One thing is certain, however: Questions about labor rights are fundamentally questions about how we constitute ourselves as a nation, about who holds power and how they can wield it. These are inevitably questions of constitutional law. At the same time, the constitutional future of the NLRA and of labor law more generally is as much a political and economic fight as a legal one. With the country facing staggering levels of inequality, millions of working people struggling to make ends meet, and a president committed to aggrandizing his own power at the expense of democracy, the political fight is on. And the stakes are every bit as high as they were a century ago.

• INFORMATION GIVEN:
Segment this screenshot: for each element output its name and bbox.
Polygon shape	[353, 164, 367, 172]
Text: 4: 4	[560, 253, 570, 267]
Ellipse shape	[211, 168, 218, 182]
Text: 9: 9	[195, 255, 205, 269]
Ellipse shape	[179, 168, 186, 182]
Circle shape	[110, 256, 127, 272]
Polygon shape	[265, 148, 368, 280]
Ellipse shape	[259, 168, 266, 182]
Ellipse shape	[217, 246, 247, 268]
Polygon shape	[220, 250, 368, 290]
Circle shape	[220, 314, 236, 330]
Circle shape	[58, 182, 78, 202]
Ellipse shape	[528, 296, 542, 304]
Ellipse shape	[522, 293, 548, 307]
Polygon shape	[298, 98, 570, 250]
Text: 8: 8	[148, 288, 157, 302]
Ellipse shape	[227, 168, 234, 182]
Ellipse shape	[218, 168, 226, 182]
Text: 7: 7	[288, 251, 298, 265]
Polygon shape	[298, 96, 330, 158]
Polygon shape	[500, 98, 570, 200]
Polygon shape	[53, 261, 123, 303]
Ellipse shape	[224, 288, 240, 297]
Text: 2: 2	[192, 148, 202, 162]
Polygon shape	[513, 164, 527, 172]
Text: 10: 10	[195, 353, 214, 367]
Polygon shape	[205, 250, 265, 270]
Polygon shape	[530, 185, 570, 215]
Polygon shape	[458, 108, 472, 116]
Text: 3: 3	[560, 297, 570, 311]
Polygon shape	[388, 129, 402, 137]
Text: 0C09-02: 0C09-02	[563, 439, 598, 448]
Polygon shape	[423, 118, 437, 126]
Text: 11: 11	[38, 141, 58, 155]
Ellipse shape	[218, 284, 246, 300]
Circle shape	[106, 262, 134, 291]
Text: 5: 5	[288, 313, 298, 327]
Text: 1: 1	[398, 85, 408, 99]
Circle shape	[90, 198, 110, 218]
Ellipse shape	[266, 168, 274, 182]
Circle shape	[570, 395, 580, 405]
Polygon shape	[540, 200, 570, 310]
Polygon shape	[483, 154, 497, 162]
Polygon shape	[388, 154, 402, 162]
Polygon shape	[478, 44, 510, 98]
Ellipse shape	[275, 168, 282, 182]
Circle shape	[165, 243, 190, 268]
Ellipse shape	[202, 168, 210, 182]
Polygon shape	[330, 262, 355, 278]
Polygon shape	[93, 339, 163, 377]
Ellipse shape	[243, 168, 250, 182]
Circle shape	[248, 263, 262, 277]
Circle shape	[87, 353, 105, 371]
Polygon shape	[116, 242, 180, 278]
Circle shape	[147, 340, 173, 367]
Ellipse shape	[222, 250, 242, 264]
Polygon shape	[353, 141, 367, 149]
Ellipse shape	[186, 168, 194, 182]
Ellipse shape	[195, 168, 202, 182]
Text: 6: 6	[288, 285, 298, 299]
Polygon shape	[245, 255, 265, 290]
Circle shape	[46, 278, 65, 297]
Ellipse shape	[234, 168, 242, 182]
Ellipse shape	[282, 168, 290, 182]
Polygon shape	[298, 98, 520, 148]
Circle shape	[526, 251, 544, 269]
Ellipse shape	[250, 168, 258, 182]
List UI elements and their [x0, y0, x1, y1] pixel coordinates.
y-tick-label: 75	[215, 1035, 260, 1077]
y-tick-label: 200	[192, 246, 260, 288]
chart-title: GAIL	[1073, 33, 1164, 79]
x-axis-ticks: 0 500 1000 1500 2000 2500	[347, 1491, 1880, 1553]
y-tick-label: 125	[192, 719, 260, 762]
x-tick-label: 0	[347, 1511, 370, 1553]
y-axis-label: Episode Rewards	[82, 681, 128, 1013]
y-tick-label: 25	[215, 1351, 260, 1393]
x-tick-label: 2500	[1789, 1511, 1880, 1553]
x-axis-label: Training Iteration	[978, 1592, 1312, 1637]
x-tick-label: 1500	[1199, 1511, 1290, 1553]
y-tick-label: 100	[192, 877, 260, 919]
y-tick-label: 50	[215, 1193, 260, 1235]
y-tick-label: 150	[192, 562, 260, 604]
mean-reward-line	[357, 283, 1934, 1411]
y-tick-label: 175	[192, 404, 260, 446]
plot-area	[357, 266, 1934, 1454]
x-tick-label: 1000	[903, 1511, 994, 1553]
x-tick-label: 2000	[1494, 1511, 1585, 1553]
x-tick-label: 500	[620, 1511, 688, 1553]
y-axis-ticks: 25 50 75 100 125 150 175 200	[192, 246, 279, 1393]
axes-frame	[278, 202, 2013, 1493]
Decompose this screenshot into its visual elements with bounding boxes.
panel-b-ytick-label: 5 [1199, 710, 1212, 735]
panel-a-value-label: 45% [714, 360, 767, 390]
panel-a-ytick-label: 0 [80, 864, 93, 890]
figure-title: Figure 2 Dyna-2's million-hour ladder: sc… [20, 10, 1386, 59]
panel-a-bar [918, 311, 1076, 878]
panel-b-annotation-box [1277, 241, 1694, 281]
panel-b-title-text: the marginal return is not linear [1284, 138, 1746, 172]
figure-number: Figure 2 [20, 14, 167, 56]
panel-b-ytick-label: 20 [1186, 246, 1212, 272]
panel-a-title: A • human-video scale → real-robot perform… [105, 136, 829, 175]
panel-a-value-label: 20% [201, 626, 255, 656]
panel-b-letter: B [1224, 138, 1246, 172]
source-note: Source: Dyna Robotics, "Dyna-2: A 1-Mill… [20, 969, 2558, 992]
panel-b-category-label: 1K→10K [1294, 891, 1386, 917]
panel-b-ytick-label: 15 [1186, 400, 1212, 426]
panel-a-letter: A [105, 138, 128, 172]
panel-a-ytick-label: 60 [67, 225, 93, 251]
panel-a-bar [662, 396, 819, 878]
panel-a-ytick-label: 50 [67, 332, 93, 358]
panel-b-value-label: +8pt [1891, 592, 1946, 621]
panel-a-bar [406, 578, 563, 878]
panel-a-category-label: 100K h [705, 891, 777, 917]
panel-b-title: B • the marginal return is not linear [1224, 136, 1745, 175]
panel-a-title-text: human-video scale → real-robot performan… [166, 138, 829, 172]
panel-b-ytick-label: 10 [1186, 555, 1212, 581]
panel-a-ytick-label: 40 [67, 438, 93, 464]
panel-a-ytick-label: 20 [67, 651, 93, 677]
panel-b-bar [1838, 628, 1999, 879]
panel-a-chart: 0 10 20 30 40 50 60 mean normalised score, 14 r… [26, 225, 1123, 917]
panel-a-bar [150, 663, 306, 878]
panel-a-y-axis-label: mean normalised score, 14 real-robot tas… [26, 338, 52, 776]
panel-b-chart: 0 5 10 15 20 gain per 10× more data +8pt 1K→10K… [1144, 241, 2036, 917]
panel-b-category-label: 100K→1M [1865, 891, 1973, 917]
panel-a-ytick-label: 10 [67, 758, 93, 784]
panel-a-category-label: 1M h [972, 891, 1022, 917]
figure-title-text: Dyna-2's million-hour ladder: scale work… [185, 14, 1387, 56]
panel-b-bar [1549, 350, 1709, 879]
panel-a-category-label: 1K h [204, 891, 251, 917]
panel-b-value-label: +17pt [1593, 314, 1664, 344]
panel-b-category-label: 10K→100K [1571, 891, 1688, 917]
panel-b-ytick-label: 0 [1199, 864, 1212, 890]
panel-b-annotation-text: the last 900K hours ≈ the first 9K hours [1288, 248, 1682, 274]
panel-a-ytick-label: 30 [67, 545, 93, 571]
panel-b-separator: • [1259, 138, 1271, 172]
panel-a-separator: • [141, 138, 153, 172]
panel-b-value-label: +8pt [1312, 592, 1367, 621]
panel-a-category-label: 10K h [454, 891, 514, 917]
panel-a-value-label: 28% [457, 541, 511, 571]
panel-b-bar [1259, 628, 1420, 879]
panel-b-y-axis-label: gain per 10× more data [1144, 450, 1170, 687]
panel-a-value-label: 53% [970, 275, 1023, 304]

• TASKS AND EXERCISES:
(1) In the labor rights passage, what are questions about labor rights fundamentally about?
(2) Translate this sentence from the labor rights passage into Spanish: "These are inevitably questions of constitutional law."
(3) List every condition the labor rights passage names as something the country is facing.
The entries have nothing to do with what you are asked here.

• ANSWERS TO THE EXERCISES:
(1) They are about how we constitute ourselves as a nation, about who holds power and how they can wield it.

(2) Estas son inevitablemente cuestiones de derecho constitucional.

(3)
- Staggering levels of inequality
- Millions of working people struggling to make ends meet
- A president committed to aggrandizing his own power at the expense of democracy